Records about charts and figures

################

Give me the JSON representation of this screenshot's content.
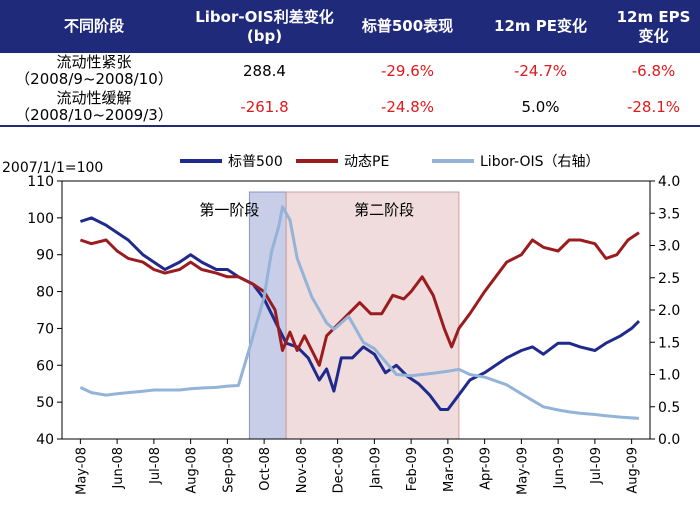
{
  "table": {
    "headers": [
      "不同阶段",
      "Libor-OIS利差变化 (bp)",
      "标普500表现",
      "12m PE变化",
      "12m EPS 变化"
    ],
    "rows": [
      {
        "label_line1": "流动性紧张",
        "label_line2": "（2008/9~2008/10）",
        "cells": [
          "288.4",
          "-29.6%",
          "-24.7%",
          "-6.8%"
        ]
      },
      {
        "label_line1": "流动性缓解",
        "label_line2": "（2008/10~2009/3）",
        "cells": [
          "-261.8",
          "-24.8%",
          "5.0%",
          "-28.1%"
        ]
      }
    ]
  },
  "colors": {
    "header_bg": "#1f2a7a",
    "sp500": "#1f2a8c",
    "pe": "#9b1c1f",
    "libor": "#94b3d8",
    "phase1_fill": "#c8cde8",
    "phase2_fill": "#f0dcdc",
    "negative_text": "#e0191c"
  },
  "chart_data": {
    "type": "line",
    "index_note": "2007/1/1=100",
    "left_axis": {
      "min": 40,
      "max": 110,
      "ticks": [
        40,
        50,
        60,
        70,
        80,
        90,
        100,
        110
      ]
    },
    "right_axis": {
      "min": 0.0,
      "max": 4.0,
      "ticks": [
        "0.0",
        "0.5",
        "1.0",
        "1.5",
        "2.0",
        "2.5",
        "3.0",
        "3.5",
        "4.0"
      ]
    },
    "x_labels": [
      "May-08",
      "Jun-08",
      "Jul-08",
      "Aug-08",
      "Sep-08",
      "Oct-08",
      "Nov-08",
      "Dec-08",
      "Jan-09",
      "Feb-09",
      "Mar-09",
      "Apr-09",
      "May-09",
      "Jun-09",
      "Jul-09",
      "Aug-09"
    ],
    "phases": [
      {
        "label": "第一阶段",
        "start": 4.6,
        "end": 5.6
      },
      {
        "label": "第二阶段",
        "start": 5.6,
        "end": 10.3
      }
    ],
    "series": [
      {
        "name": "标普500",
        "axis": "left",
        "points": [
          [
            0,
            99
          ],
          [
            0.3,
            100
          ],
          [
            0.7,
            98
          ],
          [
            1,
            96
          ],
          [
            1.3,
            94
          ],
          [
            1.7,
            90
          ],
          [
            2,
            88
          ],
          [
            2.3,
            86
          ],
          [
            2.7,
            88
          ],
          [
            3,
            90
          ],
          [
            3.3,
            88
          ],
          [
            3.7,
            86
          ],
          [
            4,
            86
          ],
          [
            4.3,
            84
          ],
          [
            4.7,
            82
          ],
          [
            5,
            78
          ],
          [
            5.3,
            72
          ],
          [
            5.6,
            66
          ],
          [
            5.9,
            65
          ],
          [
            6.2,
            62
          ],
          [
            6.5,
            56
          ],
          [
            6.7,
            59
          ],
          [
            6.9,
            53
          ],
          [
            7.1,
            62
          ],
          [
            7.4,
            62
          ],
          [
            7.7,
            65
          ],
          [
            8,
            63
          ],
          [
            8.3,
            58
          ],
          [
            8.6,
            60
          ],
          [
            8.9,
            57
          ],
          [
            9.2,
            55
          ],
          [
            9.5,
            52
          ],
          [
            9.8,
            48
          ],
          [
            10,
            48
          ],
          [
            10.3,
            52
          ],
          [
            10.6,
            56
          ],
          [
            11,
            58
          ],
          [
            11.3,
            60
          ],
          [
            11.6,
            62
          ],
          [
            12,
            64
          ],
          [
            12.3,
            65
          ],
          [
            12.6,
            63
          ],
          [
            13,
            66
          ],
          [
            13.3,
            66
          ],
          [
            13.6,
            65
          ],
          [
            14,
            64
          ],
          [
            14.3,
            66
          ],
          [
            14.7,
            68
          ],
          [
            15,
            70
          ],
          [
            15.2,
            72
          ]
        ]
      },
      {
        "name": "动态PE",
        "axis": "left",
        "points": [
          [
            0,
            94
          ],
          [
            0.3,
            93
          ],
          [
            0.7,
            94
          ],
          [
            1,
            91
          ],
          [
            1.3,
            89
          ],
          [
            1.7,
            88
          ],
          [
            2,
            86
          ],
          [
            2.3,
            85
          ],
          [
            2.7,
            86
          ],
          [
            3,
            88
          ],
          [
            3.3,
            86
          ],
          [
            3.7,
            85
          ],
          [
            4,
            84
          ],
          [
            4.3,
            84
          ],
          [
            4.7,
            82
          ],
          [
            5,
            80
          ],
          [
            5.3,
            75
          ],
          [
            5.5,
            64
          ],
          [
            5.7,
            69
          ],
          [
            5.9,
            64
          ],
          [
            6.1,
            68
          ],
          [
            6.3,
            64
          ],
          [
            6.5,
            60
          ],
          [
            6.7,
            68
          ],
          [
            6.9,
            70
          ],
          [
            7.1,
            72
          ],
          [
            7.3,
            74
          ],
          [
            7.6,
            77
          ],
          [
            7.9,
            74
          ],
          [
            8.2,
            74
          ],
          [
            8.5,
            79
          ],
          [
            8.8,
            78
          ],
          [
            9,
            80
          ],
          [
            9.3,
            84
          ],
          [
            9.6,
            79
          ],
          [
            9.9,
            70
          ],
          [
            10.1,
            65
          ],
          [
            10.3,
            70
          ],
          [
            10.6,
            74
          ],
          [
            11,
            80
          ],
          [
            11.3,
            84
          ],
          [
            11.6,
            88
          ],
          [
            12,
            90
          ],
          [
            12.3,
            94
          ],
          [
            12.6,
            92
          ],
          [
            13,
            91
          ],
          [
            13.3,
            94
          ],
          [
            13.6,
            94
          ],
          [
            14,
            93
          ],
          [
            14.3,
            89
          ],
          [
            14.6,
            90
          ],
          [
            14.9,
            94
          ],
          [
            15.2,
            96
          ]
        ]
      },
      {
        "name": "Libor-OIS（右轴）",
        "axis": "right",
        "points": [
          [
            0,
            0.8
          ],
          [
            0.3,
            0.72
          ],
          [
            0.7,
            0.68
          ],
          [
            1,
            0.7
          ],
          [
            1.3,
            0.72
          ],
          [
            1.7,
            0.74
          ],
          [
            2,
            0.76
          ],
          [
            2.3,
            0.76
          ],
          [
            2.7,
            0.76
          ],
          [
            3,
            0.78
          ],
          [
            3.3,
            0.79
          ],
          [
            3.7,
            0.8
          ],
          [
            4,
            0.82
          ],
          [
            4.3,
            0.83
          ],
          [
            4.6,
            1.4
          ],
          [
            4.8,
            1.8
          ],
          [
            5.0,
            2.2
          ],
          [
            5.2,
            2.9
          ],
          [
            5.4,
            3.3
          ],
          [
            5.5,
            3.6
          ],
          [
            5.7,
            3.4
          ],
          [
            5.9,
            2.8
          ],
          [
            6.1,
            2.5
          ],
          [
            6.3,
            2.2
          ],
          [
            6.5,
            2.0
          ],
          [
            6.7,
            1.8
          ],
          [
            6.9,
            1.7
          ],
          [
            7.1,
            1.8
          ],
          [
            7.3,
            1.9
          ],
          [
            7.5,
            1.7
          ],
          [
            7.7,
            1.5
          ],
          [
            8,
            1.4
          ],
          [
            8.3,
            1.2
          ],
          [
            8.6,
            1.0
          ],
          [
            9,
            0.98
          ],
          [
            9.3,
            1.0
          ],
          [
            9.6,
            1.02
          ],
          [
            10,
            1.05
          ],
          [
            10.3,
            1.08
          ],
          [
            10.6,
            1.0
          ],
          [
            11,
            0.96
          ],
          [
            11.3,
            0.9
          ],
          [
            11.6,
            0.84
          ],
          [
            12,
            0.7
          ],
          [
            12.3,
            0.6
          ],
          [
            12.6,
            0.5
          ],
          [
            13,
            0.45
          ],
          [
            13.3,
            0.42
          ],
          [
            13.6,
            0.4
          ],
          [
            14,
            0.38
          ],
          [
            14.3,
            0.36
          ],
          [
            14.7,
            0.34
          ],
          [
            15.2,
            0.32
          ]
        ]
      }
    ]
  }
}
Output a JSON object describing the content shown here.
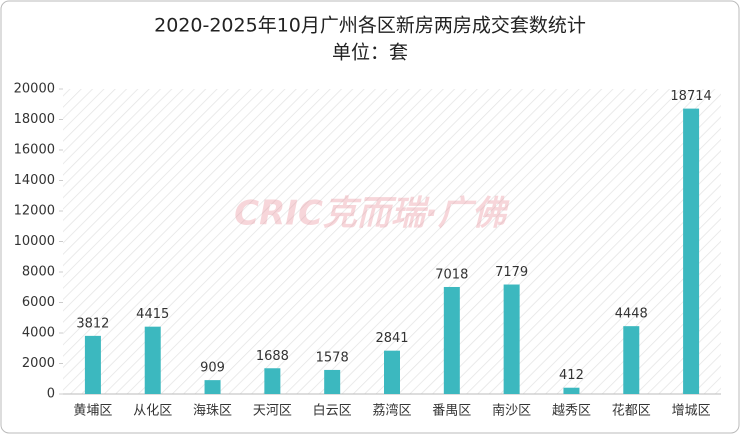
{
  "chart_data": {
    "type": "bar",
    "title": "2020-2025年10月广州各区新房两房成交套数统计",
    "subtitle": "单位：套",
    "watermark": "CRIC克而瑞·广佛",
    "categories": [
      "黄埔区",
      "从化区",
      "海珠区",
      "天河区",
      "白云区",
      "荔湾区",
      "番禺区",
      "南沙区",
      "越秀区",
      "花都区",
      "增城区"
    ],
    "values": [
      3812,
      4415,
      909,
      1688,
      1578,
      2841,
      7018,
      7179,
      412,
      4448,
      18714
    ],
    "color": "#3cb8bf",
    "ylim": [
      0,
      20000
    ],
    "yticks": [
      0,
      2000,
      4000,
      6000,
      8000,
      10000,
      12000,
      14000,
      16000,
      18000,
      20000
    ]
  }
}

################

# To do:
Write out again the lines from the one with "Output a JSON" through the end of the records exactly, without any of the pictures.

# Solution for this problem:
Output a JSON object describing the content shown here.
{
  "chart_data": {
    "type": "bar",
    "title": "2020-2025年10月广州各区新房两房成交套数统计",
    "subtitle": "单位：套",
    "watermark": "CRIC克而瑞·广佛",
    "categories": [
      "黄埔区",
      "从化区",
      "海珠区",
      "天河区",
      "白云区",
      "荔湾区",
      "番禺区",
      "南沙区",
      "越秀区",
      "花都区",
      "增城区"
    ],
    "values": [
      3812,
      4415,
      909,
      1688,
      1578,
      2841,
      7018,
      7179,
      412,
      4448,
      18714
    ],
    "color": "#3cb8bf",
    "ylim": [
      0,
      20000
    ],
    "yticks": [
      0,
      2000,
      4000,
      6000,
      8000,
      10000,
      12000,
      14000,
      16000,
      18000,
      20000
    ]
  }
}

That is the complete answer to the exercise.